* Begin *

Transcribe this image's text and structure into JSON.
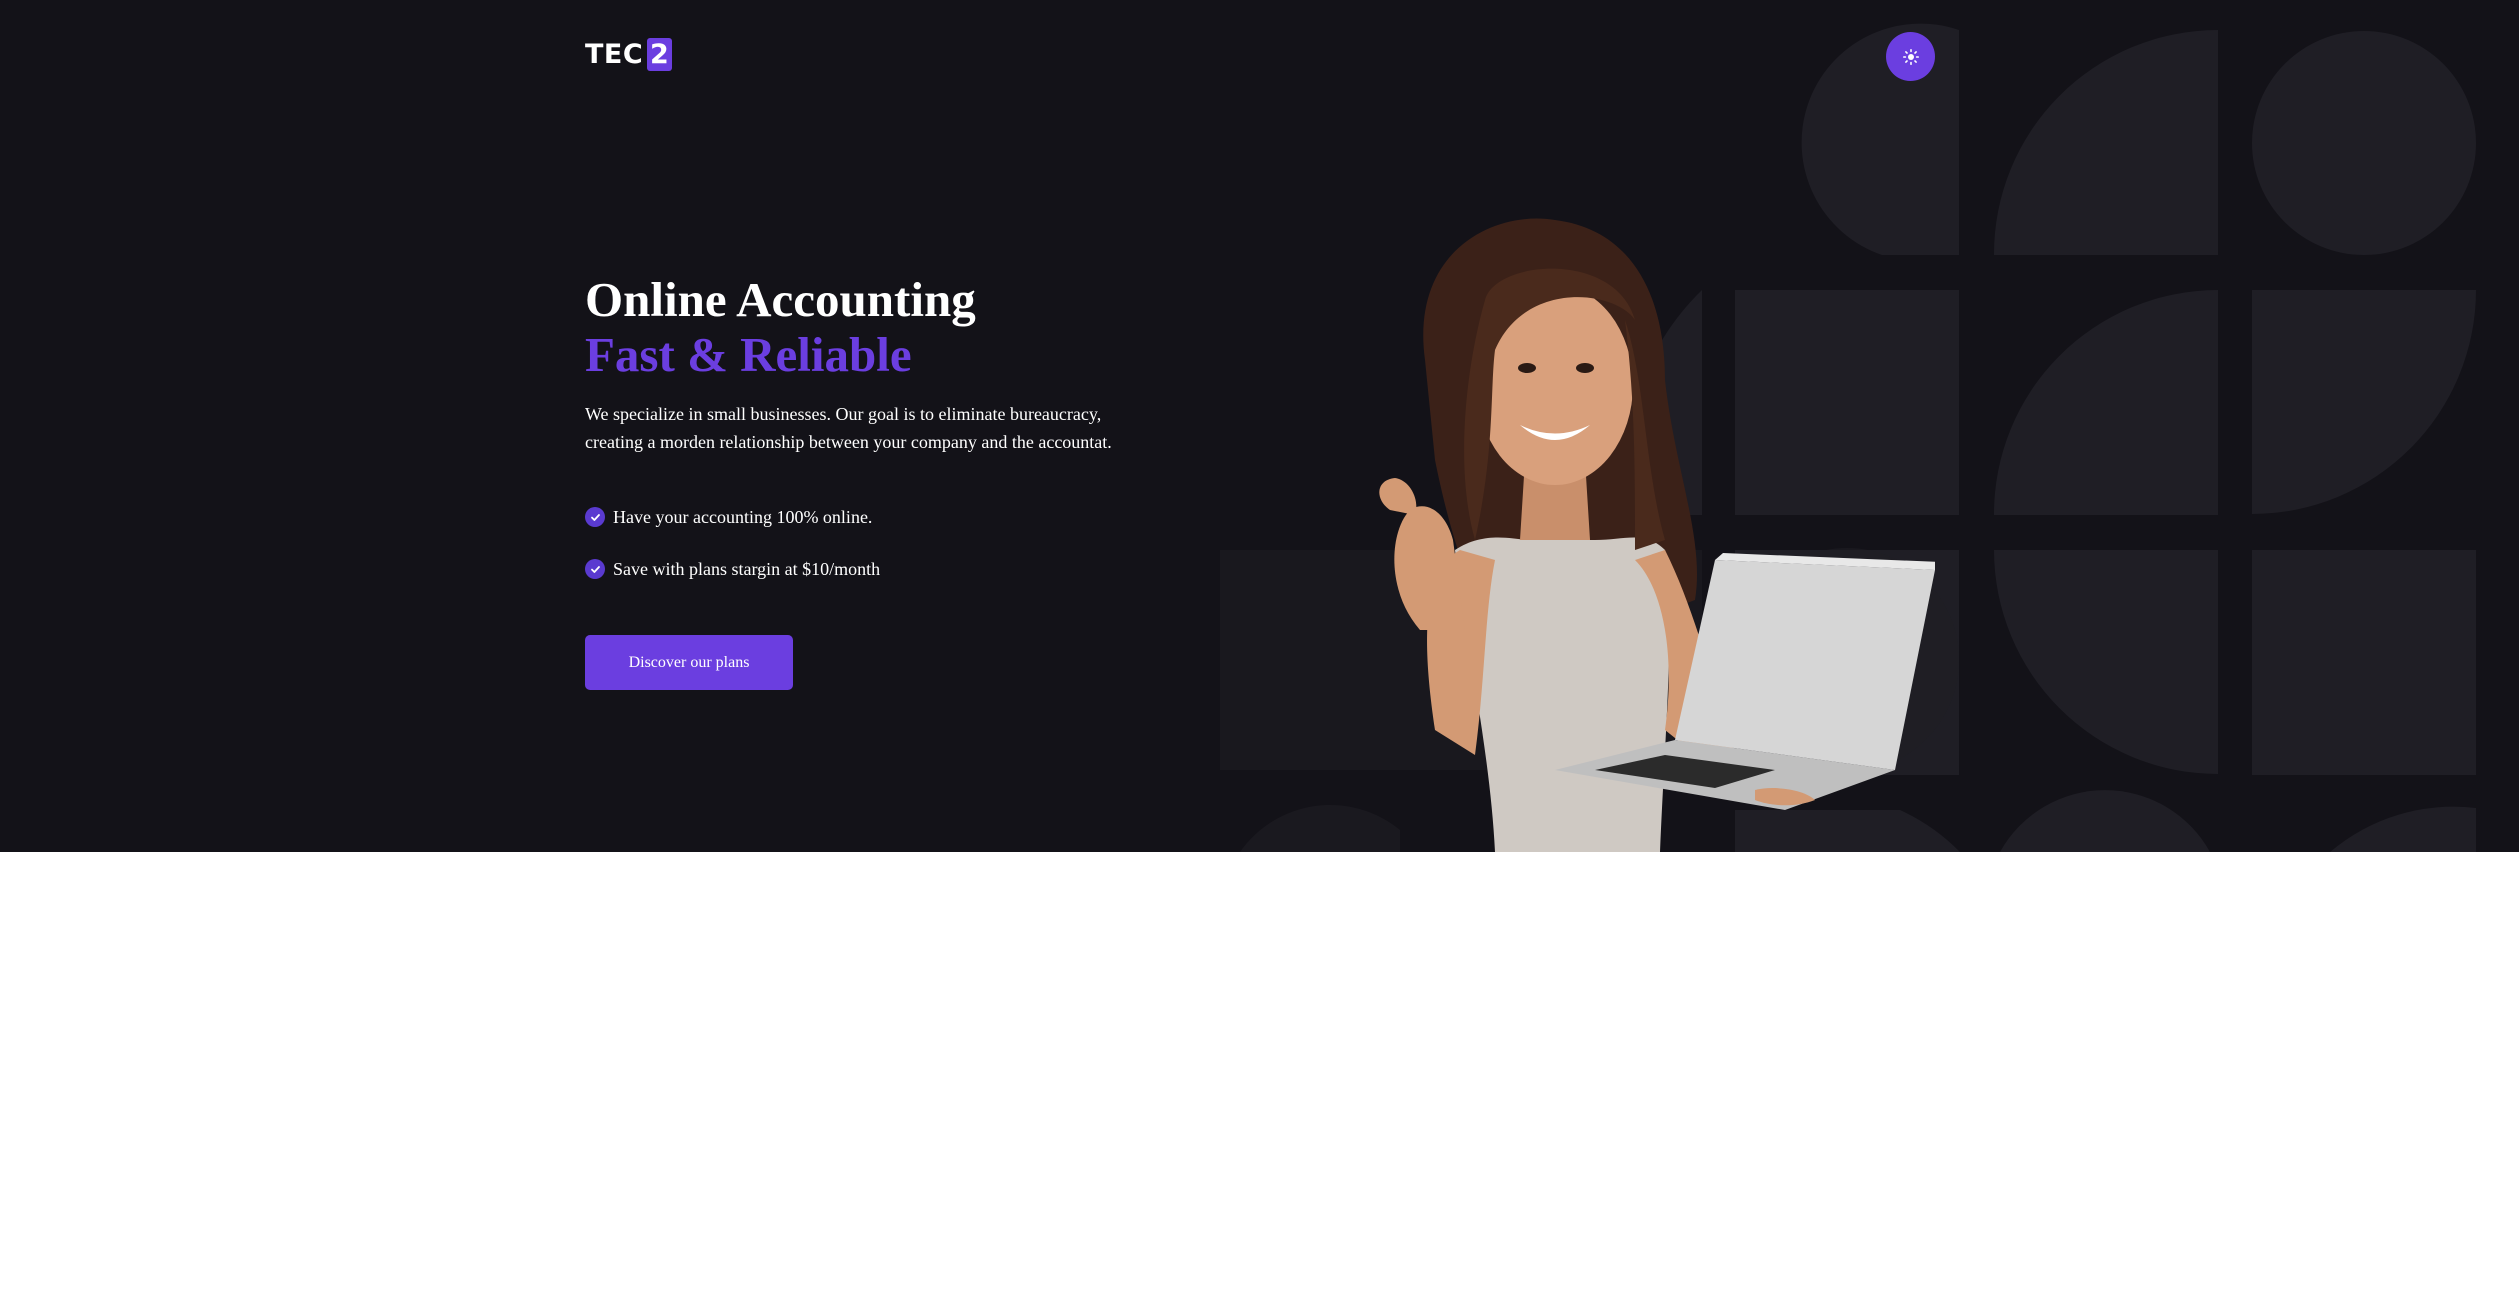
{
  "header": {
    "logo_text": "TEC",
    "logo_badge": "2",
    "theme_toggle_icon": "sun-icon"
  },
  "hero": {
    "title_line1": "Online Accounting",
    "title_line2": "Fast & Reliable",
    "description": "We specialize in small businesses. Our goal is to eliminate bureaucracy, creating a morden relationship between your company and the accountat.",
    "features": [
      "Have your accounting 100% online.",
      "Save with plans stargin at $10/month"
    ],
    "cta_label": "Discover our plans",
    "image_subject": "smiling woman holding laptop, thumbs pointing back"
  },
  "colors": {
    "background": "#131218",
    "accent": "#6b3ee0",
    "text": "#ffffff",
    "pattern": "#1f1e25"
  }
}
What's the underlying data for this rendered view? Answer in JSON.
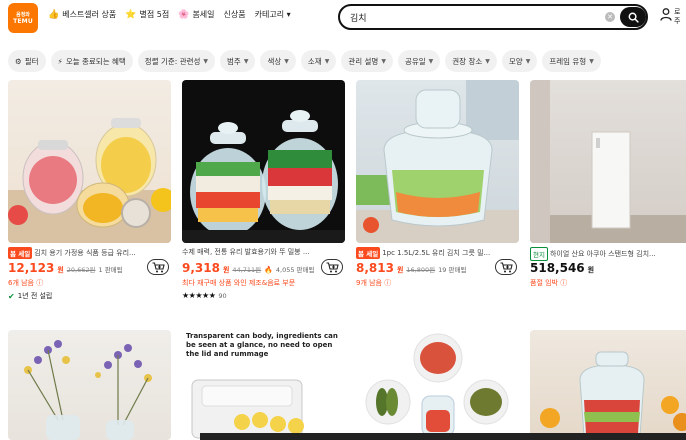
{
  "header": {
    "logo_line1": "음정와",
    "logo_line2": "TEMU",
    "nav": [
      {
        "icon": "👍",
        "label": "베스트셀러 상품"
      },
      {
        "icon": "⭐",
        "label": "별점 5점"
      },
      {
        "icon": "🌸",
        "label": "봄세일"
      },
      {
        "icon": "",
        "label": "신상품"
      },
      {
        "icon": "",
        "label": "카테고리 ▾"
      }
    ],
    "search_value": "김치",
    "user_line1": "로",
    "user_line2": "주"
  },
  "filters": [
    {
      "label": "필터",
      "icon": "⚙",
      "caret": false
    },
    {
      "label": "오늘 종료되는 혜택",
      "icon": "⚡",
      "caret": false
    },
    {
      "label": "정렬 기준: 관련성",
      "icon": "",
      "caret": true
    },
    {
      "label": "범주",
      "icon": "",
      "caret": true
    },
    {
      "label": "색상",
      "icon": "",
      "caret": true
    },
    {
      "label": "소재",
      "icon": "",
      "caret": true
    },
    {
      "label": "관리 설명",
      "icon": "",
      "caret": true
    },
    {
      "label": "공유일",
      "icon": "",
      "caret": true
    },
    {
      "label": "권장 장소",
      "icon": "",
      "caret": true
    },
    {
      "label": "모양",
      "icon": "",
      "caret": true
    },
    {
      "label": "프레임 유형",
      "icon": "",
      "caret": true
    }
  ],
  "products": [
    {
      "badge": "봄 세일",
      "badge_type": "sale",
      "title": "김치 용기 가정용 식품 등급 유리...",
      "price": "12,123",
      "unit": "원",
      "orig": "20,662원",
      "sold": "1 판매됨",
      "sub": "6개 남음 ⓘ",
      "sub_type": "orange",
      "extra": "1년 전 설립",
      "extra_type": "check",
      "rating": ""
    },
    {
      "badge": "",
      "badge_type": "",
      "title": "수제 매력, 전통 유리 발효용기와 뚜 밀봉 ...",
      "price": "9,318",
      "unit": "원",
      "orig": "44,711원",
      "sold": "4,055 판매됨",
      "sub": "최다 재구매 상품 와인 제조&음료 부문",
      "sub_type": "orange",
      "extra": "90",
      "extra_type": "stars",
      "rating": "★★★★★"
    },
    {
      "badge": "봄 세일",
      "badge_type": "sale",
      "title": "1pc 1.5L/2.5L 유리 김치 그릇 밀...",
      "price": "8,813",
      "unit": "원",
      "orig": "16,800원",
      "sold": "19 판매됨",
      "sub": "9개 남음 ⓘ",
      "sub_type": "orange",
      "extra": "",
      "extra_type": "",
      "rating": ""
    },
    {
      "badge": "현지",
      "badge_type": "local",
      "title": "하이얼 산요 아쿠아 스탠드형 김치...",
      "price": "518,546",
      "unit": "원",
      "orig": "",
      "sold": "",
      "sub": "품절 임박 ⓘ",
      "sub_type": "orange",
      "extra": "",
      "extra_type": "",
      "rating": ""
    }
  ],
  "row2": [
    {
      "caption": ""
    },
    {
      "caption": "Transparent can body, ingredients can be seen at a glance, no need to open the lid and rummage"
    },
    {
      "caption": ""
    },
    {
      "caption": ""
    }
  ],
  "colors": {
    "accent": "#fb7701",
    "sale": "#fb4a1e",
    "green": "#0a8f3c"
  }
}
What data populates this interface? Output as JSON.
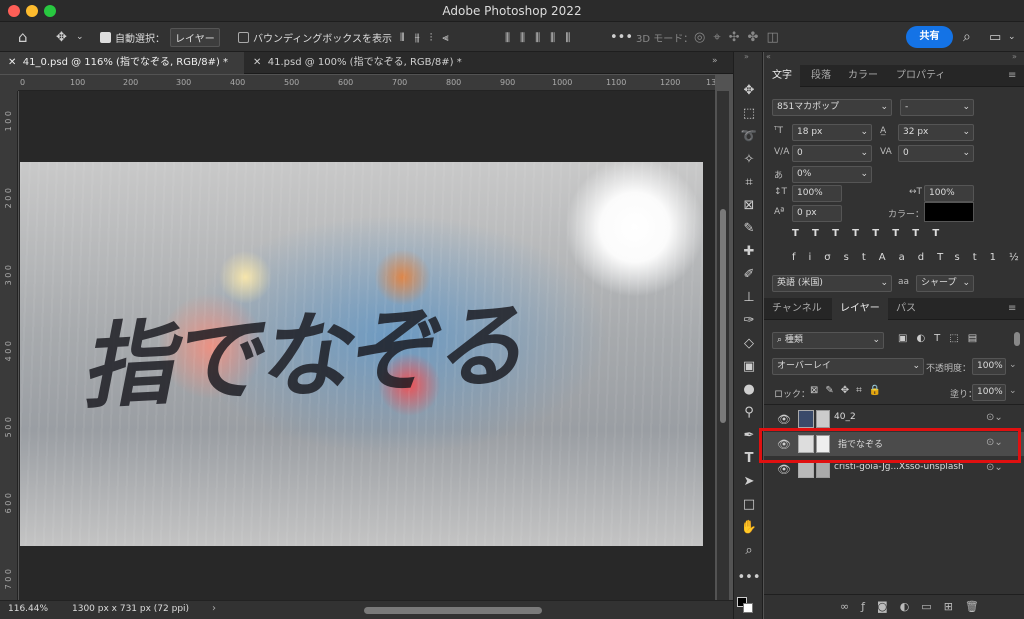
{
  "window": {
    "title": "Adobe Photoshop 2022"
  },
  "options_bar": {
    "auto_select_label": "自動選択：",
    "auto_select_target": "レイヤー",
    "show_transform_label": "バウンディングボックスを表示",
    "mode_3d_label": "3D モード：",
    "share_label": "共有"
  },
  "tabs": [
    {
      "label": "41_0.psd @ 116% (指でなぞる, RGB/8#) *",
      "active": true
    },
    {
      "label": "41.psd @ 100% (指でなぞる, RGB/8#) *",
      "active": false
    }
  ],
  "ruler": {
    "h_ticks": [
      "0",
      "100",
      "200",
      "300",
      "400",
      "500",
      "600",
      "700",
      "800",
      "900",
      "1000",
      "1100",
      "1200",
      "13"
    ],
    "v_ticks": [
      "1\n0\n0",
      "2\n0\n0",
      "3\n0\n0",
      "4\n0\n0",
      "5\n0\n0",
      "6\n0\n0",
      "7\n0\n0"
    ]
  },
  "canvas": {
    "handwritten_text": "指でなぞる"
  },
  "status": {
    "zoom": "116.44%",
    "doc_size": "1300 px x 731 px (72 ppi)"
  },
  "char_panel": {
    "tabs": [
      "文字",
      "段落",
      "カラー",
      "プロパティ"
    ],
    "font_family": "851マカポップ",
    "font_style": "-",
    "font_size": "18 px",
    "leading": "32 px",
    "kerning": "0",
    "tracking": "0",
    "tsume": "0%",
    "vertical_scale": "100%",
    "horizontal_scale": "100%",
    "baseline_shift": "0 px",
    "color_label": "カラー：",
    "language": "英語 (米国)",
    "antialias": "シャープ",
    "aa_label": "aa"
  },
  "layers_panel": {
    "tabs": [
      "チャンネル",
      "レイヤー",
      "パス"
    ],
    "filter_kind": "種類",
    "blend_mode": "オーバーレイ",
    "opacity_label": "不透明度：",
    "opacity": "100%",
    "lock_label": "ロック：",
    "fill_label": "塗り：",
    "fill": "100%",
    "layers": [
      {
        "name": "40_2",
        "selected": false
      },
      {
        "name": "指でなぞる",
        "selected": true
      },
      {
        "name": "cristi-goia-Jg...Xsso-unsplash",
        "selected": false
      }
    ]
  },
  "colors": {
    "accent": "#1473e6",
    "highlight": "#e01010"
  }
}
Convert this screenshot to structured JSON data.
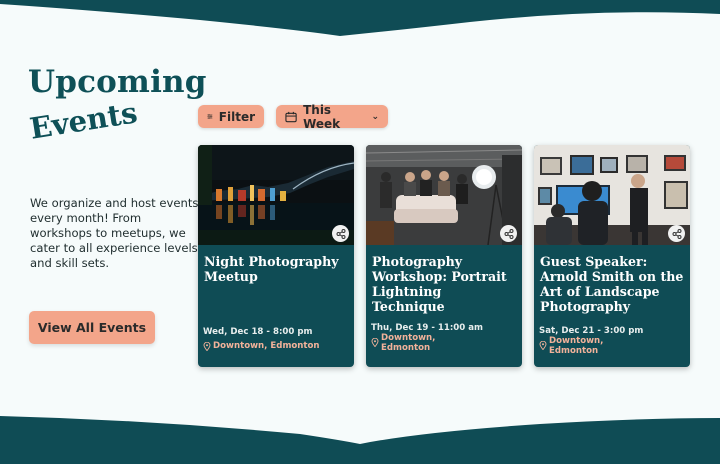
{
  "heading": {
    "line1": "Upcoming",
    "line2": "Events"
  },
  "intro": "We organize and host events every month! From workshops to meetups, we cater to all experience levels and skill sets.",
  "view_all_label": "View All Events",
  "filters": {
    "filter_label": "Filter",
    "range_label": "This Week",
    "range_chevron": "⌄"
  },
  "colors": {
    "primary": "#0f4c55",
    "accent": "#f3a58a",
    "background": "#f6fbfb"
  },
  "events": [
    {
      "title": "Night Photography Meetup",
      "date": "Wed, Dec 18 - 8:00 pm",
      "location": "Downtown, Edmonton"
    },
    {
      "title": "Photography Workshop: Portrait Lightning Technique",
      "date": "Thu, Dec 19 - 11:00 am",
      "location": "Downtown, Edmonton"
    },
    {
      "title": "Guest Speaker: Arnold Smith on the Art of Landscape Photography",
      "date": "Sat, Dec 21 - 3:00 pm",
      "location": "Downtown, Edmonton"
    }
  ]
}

* End *

Exercise details:
Check every line for "name" and show the ones that have it.

Result:
        "name": "40_2",
        "name": "指でなぞる",
        "name": "cristi-goia-Jg...Xsso-unsplash",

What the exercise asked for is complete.